Only the number is wanted: count the lines in the data with "Humidity" in them.

** Start Material supplied **

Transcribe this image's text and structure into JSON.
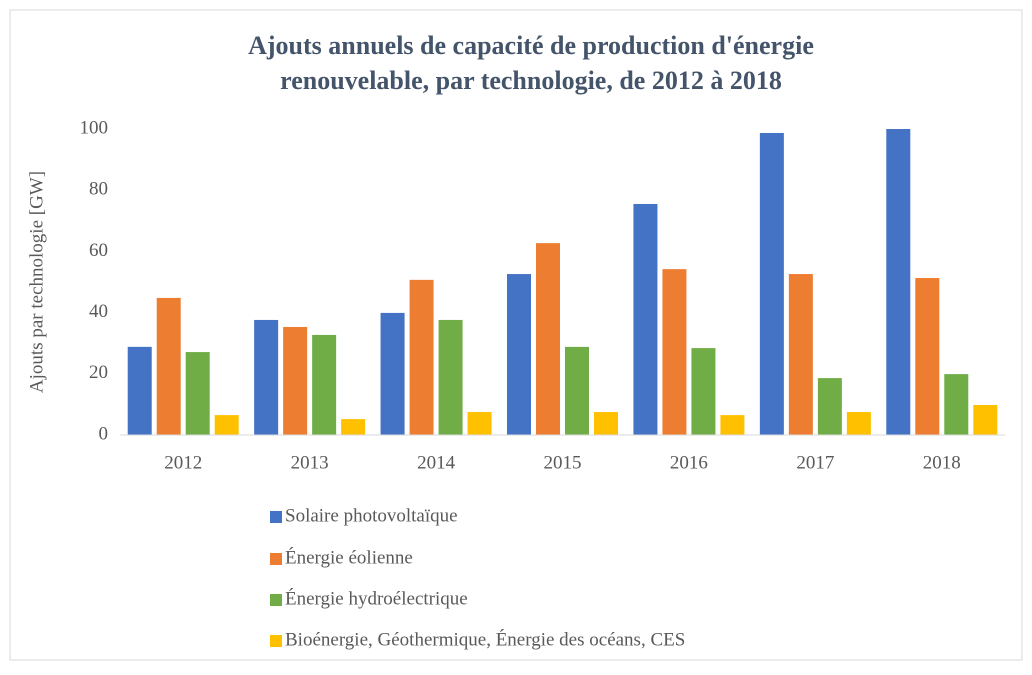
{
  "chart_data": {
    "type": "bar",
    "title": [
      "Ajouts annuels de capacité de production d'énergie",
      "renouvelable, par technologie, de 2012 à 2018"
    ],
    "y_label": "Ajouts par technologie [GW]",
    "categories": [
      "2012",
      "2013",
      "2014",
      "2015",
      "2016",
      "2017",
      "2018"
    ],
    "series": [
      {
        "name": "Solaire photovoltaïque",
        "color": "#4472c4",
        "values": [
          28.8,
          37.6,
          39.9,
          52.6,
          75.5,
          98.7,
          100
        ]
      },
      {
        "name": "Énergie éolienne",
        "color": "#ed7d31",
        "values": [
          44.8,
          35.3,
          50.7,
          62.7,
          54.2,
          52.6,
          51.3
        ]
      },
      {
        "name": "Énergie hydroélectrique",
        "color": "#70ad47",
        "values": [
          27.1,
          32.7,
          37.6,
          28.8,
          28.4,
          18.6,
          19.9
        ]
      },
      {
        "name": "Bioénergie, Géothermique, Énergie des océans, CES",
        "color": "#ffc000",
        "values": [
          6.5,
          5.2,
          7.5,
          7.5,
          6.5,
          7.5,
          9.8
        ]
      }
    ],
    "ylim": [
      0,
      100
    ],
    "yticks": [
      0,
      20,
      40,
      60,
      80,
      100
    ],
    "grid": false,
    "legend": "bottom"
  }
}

** End Material supplied **
** Start Material supplied **

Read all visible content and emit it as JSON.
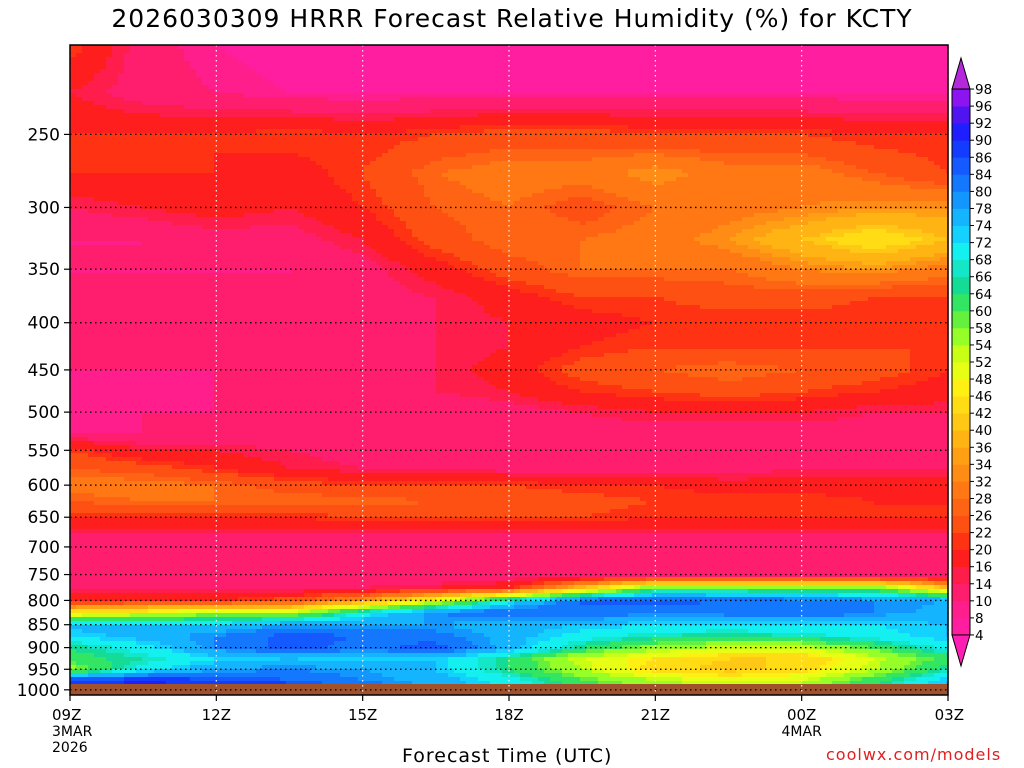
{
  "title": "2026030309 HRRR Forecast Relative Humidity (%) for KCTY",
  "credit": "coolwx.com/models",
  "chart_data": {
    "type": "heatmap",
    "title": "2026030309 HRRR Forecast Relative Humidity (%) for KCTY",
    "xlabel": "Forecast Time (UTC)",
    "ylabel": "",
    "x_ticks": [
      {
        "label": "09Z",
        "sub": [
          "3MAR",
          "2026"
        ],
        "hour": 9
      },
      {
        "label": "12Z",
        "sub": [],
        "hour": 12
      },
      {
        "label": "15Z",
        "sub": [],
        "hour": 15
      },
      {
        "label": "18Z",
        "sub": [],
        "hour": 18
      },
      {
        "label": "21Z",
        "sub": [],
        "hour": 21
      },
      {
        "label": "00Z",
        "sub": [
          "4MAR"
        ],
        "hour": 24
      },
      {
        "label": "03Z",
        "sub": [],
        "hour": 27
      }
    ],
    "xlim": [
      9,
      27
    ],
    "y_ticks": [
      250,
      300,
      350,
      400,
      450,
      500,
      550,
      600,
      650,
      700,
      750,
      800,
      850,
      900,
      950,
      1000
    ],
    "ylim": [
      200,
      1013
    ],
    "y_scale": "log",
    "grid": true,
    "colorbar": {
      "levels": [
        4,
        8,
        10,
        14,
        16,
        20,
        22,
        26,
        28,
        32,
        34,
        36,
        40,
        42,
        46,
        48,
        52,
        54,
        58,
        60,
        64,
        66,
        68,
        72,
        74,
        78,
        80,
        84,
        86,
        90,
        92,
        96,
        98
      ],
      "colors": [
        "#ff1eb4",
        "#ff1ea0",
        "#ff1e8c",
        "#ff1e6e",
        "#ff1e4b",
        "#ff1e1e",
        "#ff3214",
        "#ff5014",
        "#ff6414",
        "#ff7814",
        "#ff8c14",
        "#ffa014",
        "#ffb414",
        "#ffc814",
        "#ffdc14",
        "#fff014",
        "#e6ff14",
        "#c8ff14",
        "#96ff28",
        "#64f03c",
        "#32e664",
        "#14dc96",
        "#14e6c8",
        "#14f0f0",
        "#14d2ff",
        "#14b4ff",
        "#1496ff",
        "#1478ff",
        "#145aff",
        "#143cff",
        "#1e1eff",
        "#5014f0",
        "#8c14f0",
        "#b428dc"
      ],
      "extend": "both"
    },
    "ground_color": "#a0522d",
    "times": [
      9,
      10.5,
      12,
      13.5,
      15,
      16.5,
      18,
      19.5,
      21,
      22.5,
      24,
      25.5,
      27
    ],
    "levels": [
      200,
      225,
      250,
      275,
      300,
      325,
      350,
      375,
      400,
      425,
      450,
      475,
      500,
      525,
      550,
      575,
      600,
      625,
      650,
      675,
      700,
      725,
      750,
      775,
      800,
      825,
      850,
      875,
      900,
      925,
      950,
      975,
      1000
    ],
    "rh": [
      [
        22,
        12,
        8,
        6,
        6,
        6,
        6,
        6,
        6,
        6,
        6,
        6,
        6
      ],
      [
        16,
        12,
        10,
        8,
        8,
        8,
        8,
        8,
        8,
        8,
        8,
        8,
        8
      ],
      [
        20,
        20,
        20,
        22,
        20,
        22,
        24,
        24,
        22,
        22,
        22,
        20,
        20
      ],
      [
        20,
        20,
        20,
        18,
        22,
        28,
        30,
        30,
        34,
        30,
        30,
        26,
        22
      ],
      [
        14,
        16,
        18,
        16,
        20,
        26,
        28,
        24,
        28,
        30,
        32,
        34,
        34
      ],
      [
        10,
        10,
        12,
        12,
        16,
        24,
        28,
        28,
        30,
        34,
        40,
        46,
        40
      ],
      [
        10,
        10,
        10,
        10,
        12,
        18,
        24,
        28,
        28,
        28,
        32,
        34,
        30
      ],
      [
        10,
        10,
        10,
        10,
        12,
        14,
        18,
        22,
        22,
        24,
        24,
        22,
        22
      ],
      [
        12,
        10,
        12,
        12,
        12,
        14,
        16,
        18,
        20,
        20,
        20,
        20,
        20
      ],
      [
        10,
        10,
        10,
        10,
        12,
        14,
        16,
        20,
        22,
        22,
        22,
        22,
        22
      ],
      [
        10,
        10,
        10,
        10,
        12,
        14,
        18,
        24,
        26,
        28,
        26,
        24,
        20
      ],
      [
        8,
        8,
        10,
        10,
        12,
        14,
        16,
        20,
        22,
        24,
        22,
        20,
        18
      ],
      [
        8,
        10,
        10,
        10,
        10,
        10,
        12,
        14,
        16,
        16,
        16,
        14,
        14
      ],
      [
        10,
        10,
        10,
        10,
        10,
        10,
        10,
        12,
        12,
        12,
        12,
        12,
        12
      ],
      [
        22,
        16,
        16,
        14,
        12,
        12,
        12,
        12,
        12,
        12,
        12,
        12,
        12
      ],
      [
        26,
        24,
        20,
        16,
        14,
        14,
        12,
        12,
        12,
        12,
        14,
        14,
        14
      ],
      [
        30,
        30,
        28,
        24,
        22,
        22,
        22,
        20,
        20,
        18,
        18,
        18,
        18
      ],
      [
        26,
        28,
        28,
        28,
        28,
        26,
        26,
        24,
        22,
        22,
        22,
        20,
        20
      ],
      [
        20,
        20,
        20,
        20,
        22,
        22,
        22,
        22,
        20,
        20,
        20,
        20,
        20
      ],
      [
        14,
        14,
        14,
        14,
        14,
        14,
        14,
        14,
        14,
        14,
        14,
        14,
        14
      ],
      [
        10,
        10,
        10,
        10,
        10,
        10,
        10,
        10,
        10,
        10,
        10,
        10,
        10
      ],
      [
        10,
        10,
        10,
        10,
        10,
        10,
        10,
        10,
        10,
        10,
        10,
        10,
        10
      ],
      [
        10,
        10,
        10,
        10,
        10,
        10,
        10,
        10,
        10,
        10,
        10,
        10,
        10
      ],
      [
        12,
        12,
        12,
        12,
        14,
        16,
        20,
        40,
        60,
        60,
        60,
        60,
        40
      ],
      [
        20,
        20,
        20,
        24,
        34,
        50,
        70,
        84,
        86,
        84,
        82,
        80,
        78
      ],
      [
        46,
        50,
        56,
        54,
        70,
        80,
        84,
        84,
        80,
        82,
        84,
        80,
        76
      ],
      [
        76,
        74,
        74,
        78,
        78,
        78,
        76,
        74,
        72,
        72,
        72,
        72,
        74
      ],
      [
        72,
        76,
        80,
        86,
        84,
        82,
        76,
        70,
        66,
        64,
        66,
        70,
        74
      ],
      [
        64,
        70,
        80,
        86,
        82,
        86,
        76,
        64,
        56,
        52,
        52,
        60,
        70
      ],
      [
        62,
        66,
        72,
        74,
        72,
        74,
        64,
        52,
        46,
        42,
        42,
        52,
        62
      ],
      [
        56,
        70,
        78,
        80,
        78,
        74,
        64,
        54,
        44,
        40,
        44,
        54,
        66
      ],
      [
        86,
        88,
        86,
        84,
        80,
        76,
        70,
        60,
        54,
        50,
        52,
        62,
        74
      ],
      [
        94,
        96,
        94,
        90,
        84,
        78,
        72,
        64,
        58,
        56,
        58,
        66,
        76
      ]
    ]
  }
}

** End Material supplied **

> _Reply to the task_
2